> **TASK BRIEF**
Return every record verbatim.

> **EXERCISE INPUTS**
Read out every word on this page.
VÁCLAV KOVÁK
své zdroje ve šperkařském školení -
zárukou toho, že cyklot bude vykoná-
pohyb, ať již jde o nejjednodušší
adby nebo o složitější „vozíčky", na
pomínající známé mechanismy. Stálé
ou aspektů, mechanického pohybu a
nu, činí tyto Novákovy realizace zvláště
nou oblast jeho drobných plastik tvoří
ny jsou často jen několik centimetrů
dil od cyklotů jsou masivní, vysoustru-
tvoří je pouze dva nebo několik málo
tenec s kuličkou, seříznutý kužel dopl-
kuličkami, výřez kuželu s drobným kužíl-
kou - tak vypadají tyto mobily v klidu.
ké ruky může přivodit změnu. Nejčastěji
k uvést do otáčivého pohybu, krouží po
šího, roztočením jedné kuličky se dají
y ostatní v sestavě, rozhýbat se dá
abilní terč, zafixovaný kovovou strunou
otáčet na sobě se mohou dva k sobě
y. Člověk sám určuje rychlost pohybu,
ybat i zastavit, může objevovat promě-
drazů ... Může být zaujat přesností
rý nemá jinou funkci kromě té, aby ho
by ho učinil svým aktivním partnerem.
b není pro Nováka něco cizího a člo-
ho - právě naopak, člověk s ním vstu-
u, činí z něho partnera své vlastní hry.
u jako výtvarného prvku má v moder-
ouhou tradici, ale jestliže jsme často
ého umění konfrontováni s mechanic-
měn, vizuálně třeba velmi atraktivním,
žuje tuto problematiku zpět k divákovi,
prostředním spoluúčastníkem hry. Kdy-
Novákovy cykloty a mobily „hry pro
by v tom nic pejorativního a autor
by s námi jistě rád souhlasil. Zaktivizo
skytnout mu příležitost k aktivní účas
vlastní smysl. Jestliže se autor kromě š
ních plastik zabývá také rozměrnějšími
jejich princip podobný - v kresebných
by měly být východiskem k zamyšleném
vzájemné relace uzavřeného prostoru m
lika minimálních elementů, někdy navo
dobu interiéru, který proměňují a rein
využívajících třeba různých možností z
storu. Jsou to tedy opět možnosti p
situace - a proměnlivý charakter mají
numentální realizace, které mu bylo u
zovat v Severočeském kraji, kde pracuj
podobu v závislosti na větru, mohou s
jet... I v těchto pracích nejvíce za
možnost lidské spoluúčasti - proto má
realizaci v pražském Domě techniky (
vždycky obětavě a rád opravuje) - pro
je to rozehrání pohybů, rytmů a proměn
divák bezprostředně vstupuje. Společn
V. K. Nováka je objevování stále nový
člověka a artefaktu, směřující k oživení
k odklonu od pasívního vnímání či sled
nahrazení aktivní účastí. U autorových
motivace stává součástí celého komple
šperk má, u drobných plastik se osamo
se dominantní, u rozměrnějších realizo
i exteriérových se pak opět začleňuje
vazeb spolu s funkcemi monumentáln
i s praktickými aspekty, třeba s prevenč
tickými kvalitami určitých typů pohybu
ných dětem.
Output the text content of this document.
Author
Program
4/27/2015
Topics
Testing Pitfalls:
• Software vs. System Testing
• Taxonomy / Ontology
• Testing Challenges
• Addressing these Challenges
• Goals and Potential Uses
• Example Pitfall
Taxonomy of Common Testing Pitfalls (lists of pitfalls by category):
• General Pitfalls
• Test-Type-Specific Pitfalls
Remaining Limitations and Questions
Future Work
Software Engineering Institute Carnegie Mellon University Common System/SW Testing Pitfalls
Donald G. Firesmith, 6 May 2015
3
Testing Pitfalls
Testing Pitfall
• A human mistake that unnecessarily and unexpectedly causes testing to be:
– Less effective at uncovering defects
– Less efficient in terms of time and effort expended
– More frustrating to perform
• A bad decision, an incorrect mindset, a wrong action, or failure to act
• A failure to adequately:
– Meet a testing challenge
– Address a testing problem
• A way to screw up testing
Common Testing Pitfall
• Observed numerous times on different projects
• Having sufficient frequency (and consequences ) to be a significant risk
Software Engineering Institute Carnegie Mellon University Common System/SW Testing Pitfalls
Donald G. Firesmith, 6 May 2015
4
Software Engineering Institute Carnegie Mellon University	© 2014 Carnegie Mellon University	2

> **TASK ANSWER**
Read out every word on this page.
VÁCLAV KOVÁK
své zdroje ve šperkařském školení -
zárukou toho, že cyklot bude vykoná-
pohyb, ať již jde o nejjednodušší
adby nebo o složitější „vozíčky", na
pomínající známé mechanismy. Stálé
ou aspektů, mechanického pohybu a
nu, činí tyto Novákovy realizace zvláště
nou oblast jeho drobných plastik tvoří
ny jsou často jen několik centimetrů
dil od cyklotů jsou masivní, vysoustru-
tvoří je pouze dva nebo několik málo
tenec s kuličkou, seříznutý kužel dopl-
kuličkami, výřez kuželu s drobným kužíl-
kou - tak vypadají tyto mobily v klidu.
ké ruky může přivodit změnu. Nejčastěji
k uvést do otáčivého pohybu, krouží po
šího, roztočením jedné kuličky se dají
y ostatní v sestavě, rozhýbat se dá
abilní terč, zafixovaný kovovou strunou
otáčet na sobě se mohou dva k sobě
y. Člověk sám určuje rychlost pohybu,
ybat i zastavit, může objevovat promě-
drazů ... Může být zaujat přesností
rý nemá jinou funkci kromě té, aby ho
by ho učinil svým aktivním partnerem.
b není pro Nováka něco cizího a člo-
ho - právě naopak, člověk s ním vstu-
u, činí z něho partnera své vlastní hry.
u jako výtvarného prvku má v moder-
ouhou tradici, ale jestliže jsme často
ého umění konfrontováni s mechanic-
měn, vizuálně třeba velmi atraktivním,
žuje tuto problematiku zpět k divákovi,
prostředním spoluúčastníkem hry. Kdy-
Novákovy cykloty a mobily „hry pro
by v tom nic pejorativního a autor
by s námi jistě rád souhlasil. Zaktivizo
skytnout mu příležitost k aktivní účas
vlastní smysl. Jestliže se autor kromě š
ních plastik zabývá také rozměrnějšími
jejich princip podobný - v kresebných
by měly být východiskem k zamyšleném
vzájemné relace uzavřeného prostoru m
lika minimálních elementů, někdy navo
dobu interiéru, který proměňují a rein
využívajících třeba různých možností z
storu. Jsou to tedy opět možnosti p
situace - a proměnlivý charakter mají
numentální realizace, které mu bylo u
zovat v Severočeském kraji, kde pracuj
podobu v závislosti na větru, mohou s
jet... I v těchto pracích nejvíce za
možnost lidské spoluúčasti - proto má
realizaci v pražském Domě techniky (
vždycky obětavě a rád opravuje) - pro
je to rozehrání pohybů, rytmů a proměn
divák bezprostředně vstupuje. Společn
V. K. Nováka je objevování stále nový
člověka a artefaktu, směřující k oživení
k odklonu od pasívního vnímání či sled
nahrazení aktivní účastí. U autorových
motivace stává součástí celého komple
šperk má, u drobných plastik se osamo
se dominantní, u rozměrnějších realizo
i exteriérových se pak opět začleňuje
vazeb spolu s funkcemi monumentáln
i s praktickými aspekty, třeba s prevenč
tickými kvalitami určitých typů pohybu
ných dětem.
Output the text content of this document.
Author
Program
4/27/2015
Topics
Testing Pitfalls:
• Software vs. System Testing
• Taxonomy / Ontology
• Testing Challenges
• Addressing these Challenges
• Goals and Potential Uses
• Example Pitfall
Taxonomy of Common Testing Pitfalls (lists of pitfalls by category):
• General Pitfalls
• Test-Type-Specific Pitfalls
Remaining Limitations and Questions
Future Work
Software Engineering Institute Carnegie Mellon University Common System/SW Testing Pitfalls
Donald G. Firesmith, 6 May 2015
3
Testing Pitfalls
Testing Pitfall
• A human mistake that unnecessarily and unexpectedly causes testing to be:
– Less effective at uncovering defects
– Less efficient in terms of time and effort expended
– More frustrating to perform
• A bad decision, an incorrect mindset, a wrong action, or failure to act
• A failure to adequately:
– Meet a testing challenge
– Address a testing problem
• A way to screw up testing
Common Testing Pitfall
• Observed numerous times on different projects
• Having sufficient frequency (and consequences ) to be a significant risk
Software Engineering Institute Carnegie Mellon University Common System/SW Testing Pitfalls
Donald G. Firesmith, 6 May 2015
4
Software Engineering Institute Carnegie Mellon University	© 2014 Carnegie Mellon University	2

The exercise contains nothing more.